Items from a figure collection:
--- BEGIN ---

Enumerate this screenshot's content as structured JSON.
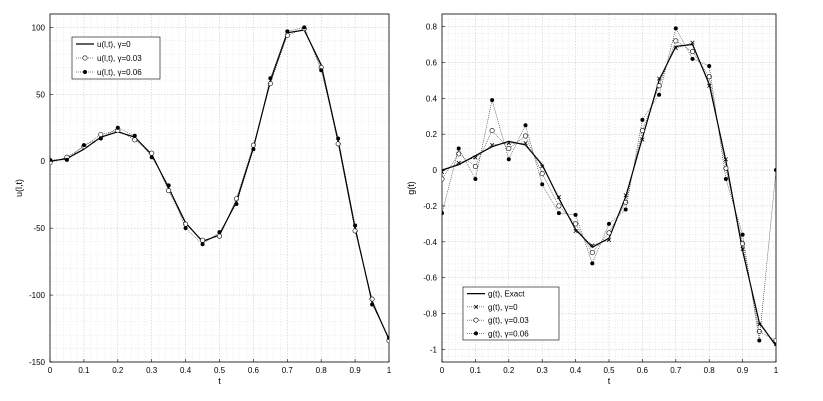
{
  "chart_data": [
    {
      "type": "line",
      "xlabel": "t",
      "ylabel": "u(l,t)",
      "xlim": [
        0,
        1
      ],
      "ylim": [
        -150,
        110
      ],
      "xticks": [
        "0",
        "0.1",
        "0.2",
        "0.3",
        "0.4",
        "0.5",
        "0.6",
        "0.7",
        "0.8",
        "0.9",
        "1"
      ],
      "yticks": [
        "100",
        "50",
        "0",
        "-50",
        "-100",
        "-150"
      ],
      "grid": true,
      "legend_position": "top-left",
      "x": [
        0,
        0.05,
        0.1,
        0.15,
        0.2,
        0.25,
        0.3,
        0.35,
        0.4,
        0.45,
        0.5,
        0.55,
        0.6,
        0.65,
        0.7,
        0.75,
        0.8,
        0.85,
        0.9,
        0.95,
        1.0
      ],
      "series": [
        {
          "name": "u(l,t), γ=0",
          "style": "line",
          "color": "#000000",
          "values": [
            0,
            2,
            9,
            18,
            22,
            18,
            5,
            -20,
            -46,
            -60,
            -55,
            -30,
            10,
            60,
            96,
            98,
            72,
            15,
            -50,
            -105,
            -133
          ]
        },
        {
          "name": "u(l,t), γ=0.03",
          "style": "open-circle",
          "color": "#000000",
          "values": [
            -1,
            3,
            11,
            20,
            23,
            16,
            6,
            -22,
            -47,
            -59,
            -56,
            -28,
            12,
            58,
            94,
            99,
            70,
            13,
            -52,
            -103,
            -134
          ]
        },
        {
          "name": "u(l,t), γ=0.06",
          "style": "filled-dot",
          "color": "#000000",
          "values": [
            1,
            1,
            12,
            17,
            25,
            19,
            3,
            -18,
            -50,
            -62,
            -53,
            -32,
            9,
            62,
            97,
            100,
            68,
            17,
            -48,
            -107,
            -132
          ]
        }
      ]
    },
    {
      "type": "line",
      "xlabel": "t",
      "ylabel": "g(t)",
      "xlim": [
        0,
        1
      ],
      "ylim": [
        -1.07,
        0.87
      ],
      "xticks": [
        "0",
        "0.1",
        "0.2",
        "0.3",
        "0.4",
        "0.5",
        "0.6",
        "0.7",
        "0.8",
        "0.9",
        "1"
      ],
      "yticks": [
        "0.8",
        "0.6",
        "0.4",
        "0.2",
        "0",
        "-0.2",
        "-0.4",
        "-0.6",
        "-0.8",
        "-1"
      ],
      "grid": true,
      "legend_position": "bottom-left",
      "x": [
        0,
        0.05,
        0.1,
        0.15,
        0.2,
        0.25,
        0.3,
        0.35,
        0.4,
        0.45,
        0.5,
        0.55,
        0.6,
        0.65,
        0.7,
        0.75,
        0.8,
        0.85,
        0.9,
        0.95,
        1.0
      ],
      "series": [
        {
          "name": "g(t), Exact",
          "style": "line",
          "color": "#000000",
          "values": [
            0,
            0.03,
            0.08,
            0.13,
            0.16,
            0.14,
            0.03,
            -0.16,
            -0.33,
            -0.43,
            -0.38,
            -0.15,
            0.18,
            0.5,
            0.69,
            0.7,
            0.48,
            0.05,
            -0.45,
            -0.85,
            -0.98
          ]
        },
        {
          "name": "g(t), γ=0",
          "style": "cross",
          "color": "#000000",
          "values": [
            -0.01,
            0.04,
            0.07,
            0.14,
            0.15,
            0.15,
            0.02,
            -0.15,
            -0.34,
            -0.42,
            -0.39,
            -0.14,
            0.17,
            0.51,
            0.68,
            0.71,
            0.47,
            0.06,
            -0.44,
            -0.86,
            -0.97
          ]
        },
        {
          "name": "g(t), γ=0.03",
          "style": "open-circle",
          "color": "#000000",
          "values": [
            -0.05,
            0.09,
            0.02,
            0.22,
            0.12,
            0.19,
            -0.02,
            -0.2,
            -0.3,
            -0.46,
            -0.35,
            -0.18,
            0.22,
            0.47,
            0.72,
            0.66,
            0.52,
            0.01,
            -0.41,
            -0.9,
            -0.95
          ]
        },
        {
          "name": "g(t), γ=0.06",
          "style": "filled-dot",
          "color": "#000000",
          "values": [
            -0.24,
            0.12,
            -0.05,
            0.39,
            0.06,
            0.25,
            -0.08,
            -0.24,
            -0.25,
            -0.52,
            -0.3,
            -0.22,
            0.28,
            0.42,
            0.79,
            0.62,
            0.58,
            -0.05,
            -0.36,
            -0.95,
            0.0
          ]
        }
      ]
    }
  ]
}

--- END ---

_Task to complete_
Transcribe every record above exactly as written, leaving out any pictures.

_Solution for this problem_
Enumerate this screenshot's content as structured JSON.
{
  "chart_data": [
    {
      "type": "line",
      "xlabel": "t",
      "ylabel": "u(l,t)",
      "xlim": [
        0,
        1
      ],
      "ylim": [
        -150,
        110
      ],
      "xticks": [
        "0",
        "0.1",
        "0.2",
        "0.3",
        "0.4",
        "0.5",
        "0.6",
        "0.7",
        "0.8",
        "0.9",
        "1"
      ],
      "yticks": [
        "100",
        "50",
        "0",
        "-50",
        "-100",
        "-150"
      ],
      "grid": true,
      "legend_position": "top-left",
      "x": [
        0,
        0.05,
        0.1,
        0.15,
        0.2,
        0.25,
        0.3,
        0.35,
        0.4,
        0.45,
        0.5,
        0.55,
        0.6,
        0.65,
        0.7,
        0.75,
        0.8,
        0.85,
        0.9,
        0.95,
        1.0
      ],
      "series": [
        {
          "name": "u(l,t), γ=0",
          "style": "line",
          "color": "#000000",
          "values": [
            0,
            2,
            9,
            18,
            22,
            18,
            5,
            -20,
            -46,
            -60,
            -55,
            -30,
            10,
            60,
            96,
            98,
            72,
            15,
            -50,
            -105,
            -133
          ]
        },
        {
          "name": "u(l,t), γ=0.03",
          "style": "open-circle",
          "color": "#000000",
          "values": [
            -1,
            3,
            11,
            20,
            23,
            16,
            6,
            -22,
            -47,
            -59,
            -56,
            -28,
            12,
            58,
            94,
            99,
            70,
            13,
            -52,
            -103,
            -134
          ]
        },
        {
          "name": "u(l,t), γ=0.06",
          "style": "filled-dot",
          "color": "#000000",
          "values": [
            1,
            1,
            12,
            17,
            25,
            19,
            3,
            -18,
            -50,
            -62,
            -53,
            -32,
            9,
            62,
            97,
            100,
            68,
            17,
            -48,
            -107,
            -132
          ]
        }
      ]
    },
    {
      "type": "line",
      "xlabel": "t",
      "ylabel": "g(t)",
      "xlim": [
        0,
        1
      ],
      "ylim": [
        -1.07,
        0.87
      ],
      "xticks": [
        "0",
        "0.1",
        "0.2",
        "0.3",
        "0.4",
        "0.5",
        "0.6",
        "0.7",
        "0.8",
        "0.9",
        "1"
      ],
      "yticks": [
        "0.8",
        "0.6",
        "0.4",
        "0.2",
        "0",
        "-0.2",
        "-0.4",
        "-0.6",
        "-0.8",
        "-1"
      ],
      "grid": true,
      "legend_position": "bottom-left",
      "x": [
        0,
        0.05,
        0.1,
        0.15,
        0.2,
        0.25,
        0.3,
        0.35,
        0.4,
        0.45,
        0.5,
        0.55,
        0.6,
        0.65,
        0.7,
        0.75,
        0.8,
        0.85,
        0.9,
        0.95,
        1.0
      ],
      "series": [
        {
          "name": "g(t), Exact",
          "style": "line",
          "color": "#000000",
          "values": [
            0,
            0.03,
            0.08,
            0.13,
            0.16,
            0.14,
            0.03,
            -0.16,
            -0.33,
            -0.43,
            -0.38,
            -0.15,
            0.18,
            0.5,
            0.69,
            0.7,
            0.48,
            0.05,
            -0.45,
            -0.85,
            -0.98
          ]
        },
        {
          "name": "g(t), γ=0",
          "style": "cross",
          "color": "#000000",
          "values": [
            -0.01,
            0.04,
            0.07,
            0.14,
            0.15,
            0.15,
            0.02,
            -0.15,
            -0.34,
            -0.42,
            -0.39,
            -0.14,
            0.17,
            0.51,
            0.68,
            0.71,
            0.47,
            0.06,
            -0.44,
            -0.86,
            -0.97
          ]
        },
        {
          "name": "g(t), γ=0.03",
          "style": "open-circle",
          "color": "#000000",
          "values": [
            -0.05,
            0.09,
            0.02,
            0.22,
            0.12,
            0.19,
            -0.02,
            -0.2,
            -0.3,
            -0.46,
            -0.35,
            -0.18,
            0.22,
            0.47,
            0.72,
            0.66,
            0.52,
            0.01,
            -0.41,
            -0.9,
            -0.95
          ]
        },
        {
          "name": "g(t), γ=0.06",
          "style": "filled-dot",
          "color": "#000000",
          "values": [
            -0.24,
            0.12,
            -0.05,
            0.39,
            0.06,
            0.25,
            -0.08,
            -0.24,
            -0.25,
            -0.52,
            -0.3,
            -0.22,
            0.28,
            0.42,
            0.79,
            0.62,
            0.58,
            -0.05,
            -0.36,
            -0.95,
            0.0
          ]
        }
      ]
    }
  ]
}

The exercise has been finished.